Find all the lines with "Total" and gather them.

++++ DATA SUPPLIED ++++

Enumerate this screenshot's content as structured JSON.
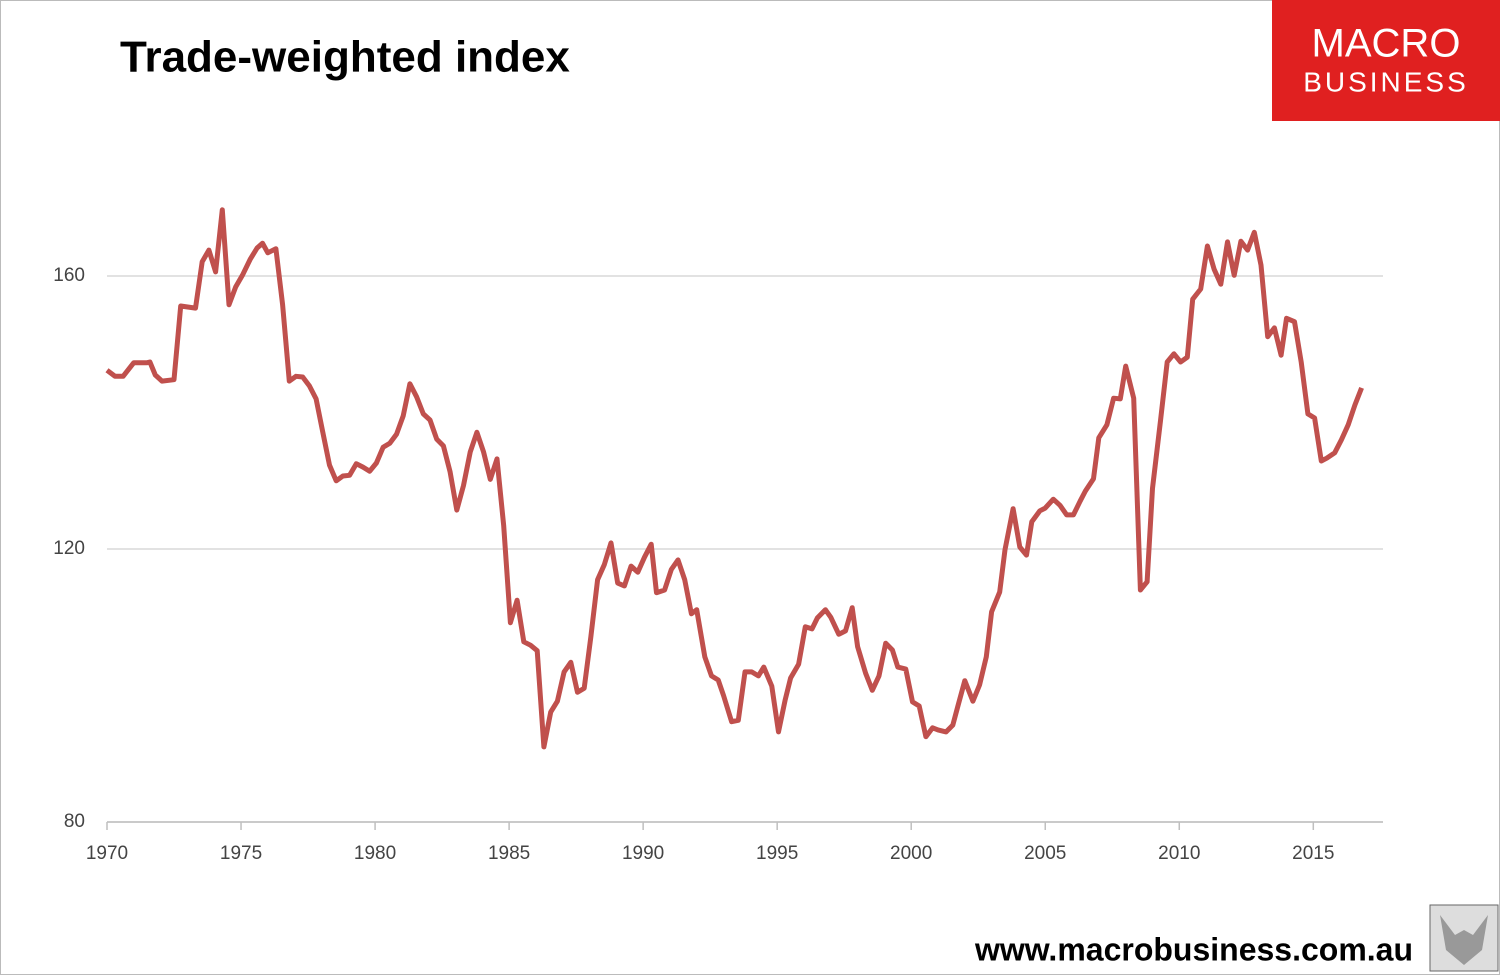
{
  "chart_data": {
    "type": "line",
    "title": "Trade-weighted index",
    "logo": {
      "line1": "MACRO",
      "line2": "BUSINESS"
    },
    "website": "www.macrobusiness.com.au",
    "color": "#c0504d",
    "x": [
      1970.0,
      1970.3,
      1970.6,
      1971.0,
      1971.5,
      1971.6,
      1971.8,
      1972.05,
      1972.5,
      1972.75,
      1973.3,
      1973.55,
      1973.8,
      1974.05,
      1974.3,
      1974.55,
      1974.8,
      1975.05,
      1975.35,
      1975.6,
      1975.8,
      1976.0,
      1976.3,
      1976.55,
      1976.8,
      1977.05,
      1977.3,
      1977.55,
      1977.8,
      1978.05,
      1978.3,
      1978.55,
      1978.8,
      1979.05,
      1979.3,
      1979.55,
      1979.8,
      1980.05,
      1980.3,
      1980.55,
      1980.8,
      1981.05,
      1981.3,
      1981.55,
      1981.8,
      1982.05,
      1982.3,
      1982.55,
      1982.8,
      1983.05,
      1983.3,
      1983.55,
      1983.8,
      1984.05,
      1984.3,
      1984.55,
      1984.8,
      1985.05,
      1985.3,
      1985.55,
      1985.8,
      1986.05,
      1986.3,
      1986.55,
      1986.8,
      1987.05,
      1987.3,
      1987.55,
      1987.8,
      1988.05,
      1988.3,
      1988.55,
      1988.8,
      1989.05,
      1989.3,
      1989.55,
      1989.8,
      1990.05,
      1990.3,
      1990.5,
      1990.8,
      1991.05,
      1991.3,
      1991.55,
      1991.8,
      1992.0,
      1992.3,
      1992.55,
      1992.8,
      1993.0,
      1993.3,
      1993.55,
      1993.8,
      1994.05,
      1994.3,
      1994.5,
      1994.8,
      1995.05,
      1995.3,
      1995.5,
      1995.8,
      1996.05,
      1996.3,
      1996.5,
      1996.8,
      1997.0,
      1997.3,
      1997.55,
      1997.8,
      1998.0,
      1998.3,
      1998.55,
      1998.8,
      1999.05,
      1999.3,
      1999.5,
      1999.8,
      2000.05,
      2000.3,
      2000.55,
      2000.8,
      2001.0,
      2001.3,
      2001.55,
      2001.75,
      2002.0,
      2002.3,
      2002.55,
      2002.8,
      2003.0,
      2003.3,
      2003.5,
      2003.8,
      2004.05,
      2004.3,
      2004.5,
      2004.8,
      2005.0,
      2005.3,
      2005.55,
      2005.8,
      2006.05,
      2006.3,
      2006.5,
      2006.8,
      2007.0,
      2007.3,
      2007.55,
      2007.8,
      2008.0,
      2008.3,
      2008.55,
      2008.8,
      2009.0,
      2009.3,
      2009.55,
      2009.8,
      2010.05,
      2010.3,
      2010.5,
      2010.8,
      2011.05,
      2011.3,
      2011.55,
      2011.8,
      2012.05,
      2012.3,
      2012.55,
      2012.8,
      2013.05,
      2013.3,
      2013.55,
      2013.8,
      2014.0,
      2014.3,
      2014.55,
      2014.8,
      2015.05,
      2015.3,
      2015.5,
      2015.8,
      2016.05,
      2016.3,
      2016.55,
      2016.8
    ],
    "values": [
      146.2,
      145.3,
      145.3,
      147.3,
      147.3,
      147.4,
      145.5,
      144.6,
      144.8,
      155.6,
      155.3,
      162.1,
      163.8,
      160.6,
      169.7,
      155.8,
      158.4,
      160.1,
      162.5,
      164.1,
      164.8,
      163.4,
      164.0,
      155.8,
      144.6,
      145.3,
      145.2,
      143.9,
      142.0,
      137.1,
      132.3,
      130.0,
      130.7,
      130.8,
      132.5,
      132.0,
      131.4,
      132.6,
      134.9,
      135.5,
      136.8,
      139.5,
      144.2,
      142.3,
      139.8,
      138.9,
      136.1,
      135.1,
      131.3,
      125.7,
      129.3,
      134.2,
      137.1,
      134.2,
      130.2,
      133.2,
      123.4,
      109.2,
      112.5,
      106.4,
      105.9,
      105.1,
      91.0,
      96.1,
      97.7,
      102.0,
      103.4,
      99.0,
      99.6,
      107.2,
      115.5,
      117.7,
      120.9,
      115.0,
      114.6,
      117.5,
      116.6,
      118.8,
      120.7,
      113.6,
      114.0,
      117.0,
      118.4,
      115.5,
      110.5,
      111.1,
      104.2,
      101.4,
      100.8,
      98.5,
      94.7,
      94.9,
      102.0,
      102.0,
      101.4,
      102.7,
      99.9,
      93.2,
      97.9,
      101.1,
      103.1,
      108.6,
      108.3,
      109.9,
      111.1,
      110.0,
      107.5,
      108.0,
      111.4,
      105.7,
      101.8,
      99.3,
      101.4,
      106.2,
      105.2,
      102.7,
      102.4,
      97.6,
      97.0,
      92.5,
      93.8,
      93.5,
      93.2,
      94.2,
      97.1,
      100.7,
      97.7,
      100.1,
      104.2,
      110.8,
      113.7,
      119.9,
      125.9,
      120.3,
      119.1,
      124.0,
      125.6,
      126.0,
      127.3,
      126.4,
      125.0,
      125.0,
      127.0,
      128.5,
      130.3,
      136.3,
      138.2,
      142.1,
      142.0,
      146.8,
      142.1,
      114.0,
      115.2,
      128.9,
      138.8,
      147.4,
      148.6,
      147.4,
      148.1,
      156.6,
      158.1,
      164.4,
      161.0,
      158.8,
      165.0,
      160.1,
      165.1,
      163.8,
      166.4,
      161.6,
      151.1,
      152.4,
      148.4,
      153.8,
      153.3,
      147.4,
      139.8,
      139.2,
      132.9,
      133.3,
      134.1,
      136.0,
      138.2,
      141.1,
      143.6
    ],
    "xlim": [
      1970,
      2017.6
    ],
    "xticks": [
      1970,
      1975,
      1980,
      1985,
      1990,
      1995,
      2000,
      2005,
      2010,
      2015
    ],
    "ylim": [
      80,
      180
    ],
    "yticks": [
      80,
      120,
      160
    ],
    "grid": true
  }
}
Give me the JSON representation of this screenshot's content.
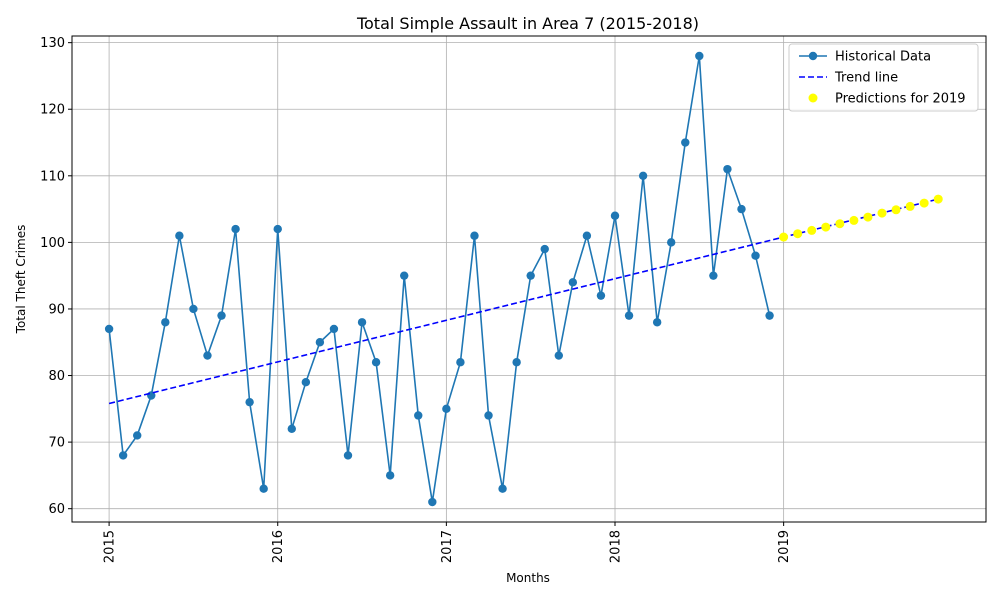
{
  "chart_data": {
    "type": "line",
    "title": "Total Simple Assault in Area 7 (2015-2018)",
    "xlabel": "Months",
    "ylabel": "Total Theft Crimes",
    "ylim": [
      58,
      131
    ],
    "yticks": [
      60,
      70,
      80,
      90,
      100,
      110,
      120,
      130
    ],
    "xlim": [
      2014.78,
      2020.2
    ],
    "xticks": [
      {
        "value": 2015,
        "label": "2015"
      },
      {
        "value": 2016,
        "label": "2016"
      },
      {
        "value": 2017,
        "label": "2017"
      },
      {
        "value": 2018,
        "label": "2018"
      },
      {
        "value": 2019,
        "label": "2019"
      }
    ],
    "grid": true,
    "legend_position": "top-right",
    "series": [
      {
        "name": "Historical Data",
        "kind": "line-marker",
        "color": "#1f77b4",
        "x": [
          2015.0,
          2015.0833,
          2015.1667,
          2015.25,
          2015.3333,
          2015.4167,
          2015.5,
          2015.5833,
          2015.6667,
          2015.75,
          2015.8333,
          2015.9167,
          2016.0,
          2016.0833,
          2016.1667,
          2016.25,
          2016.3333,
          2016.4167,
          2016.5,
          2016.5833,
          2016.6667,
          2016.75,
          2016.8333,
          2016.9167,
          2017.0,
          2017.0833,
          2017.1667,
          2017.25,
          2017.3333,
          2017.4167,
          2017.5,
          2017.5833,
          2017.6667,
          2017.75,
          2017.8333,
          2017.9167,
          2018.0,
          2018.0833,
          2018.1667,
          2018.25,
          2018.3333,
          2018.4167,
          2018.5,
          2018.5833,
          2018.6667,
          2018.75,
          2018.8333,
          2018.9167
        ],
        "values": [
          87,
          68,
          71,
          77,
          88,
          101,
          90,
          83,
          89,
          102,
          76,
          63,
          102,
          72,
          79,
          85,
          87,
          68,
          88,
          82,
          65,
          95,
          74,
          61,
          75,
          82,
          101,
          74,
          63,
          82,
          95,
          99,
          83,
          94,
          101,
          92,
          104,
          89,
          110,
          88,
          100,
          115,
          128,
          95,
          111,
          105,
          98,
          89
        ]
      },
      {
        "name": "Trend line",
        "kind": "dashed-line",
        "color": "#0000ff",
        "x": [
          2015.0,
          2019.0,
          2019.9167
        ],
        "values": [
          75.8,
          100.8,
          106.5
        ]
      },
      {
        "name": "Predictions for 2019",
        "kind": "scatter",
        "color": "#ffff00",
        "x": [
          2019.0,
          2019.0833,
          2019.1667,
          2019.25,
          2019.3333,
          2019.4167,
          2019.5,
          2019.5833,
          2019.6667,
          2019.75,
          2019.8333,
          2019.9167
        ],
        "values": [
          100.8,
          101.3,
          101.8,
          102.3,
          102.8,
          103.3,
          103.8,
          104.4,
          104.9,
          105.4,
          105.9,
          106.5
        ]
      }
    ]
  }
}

++++

* **EXERCISE SOLUTION**
    "title": "Total Simple Assault in Area 7 (2015-2018)",
    "ylabel": "Total Theft Crimes",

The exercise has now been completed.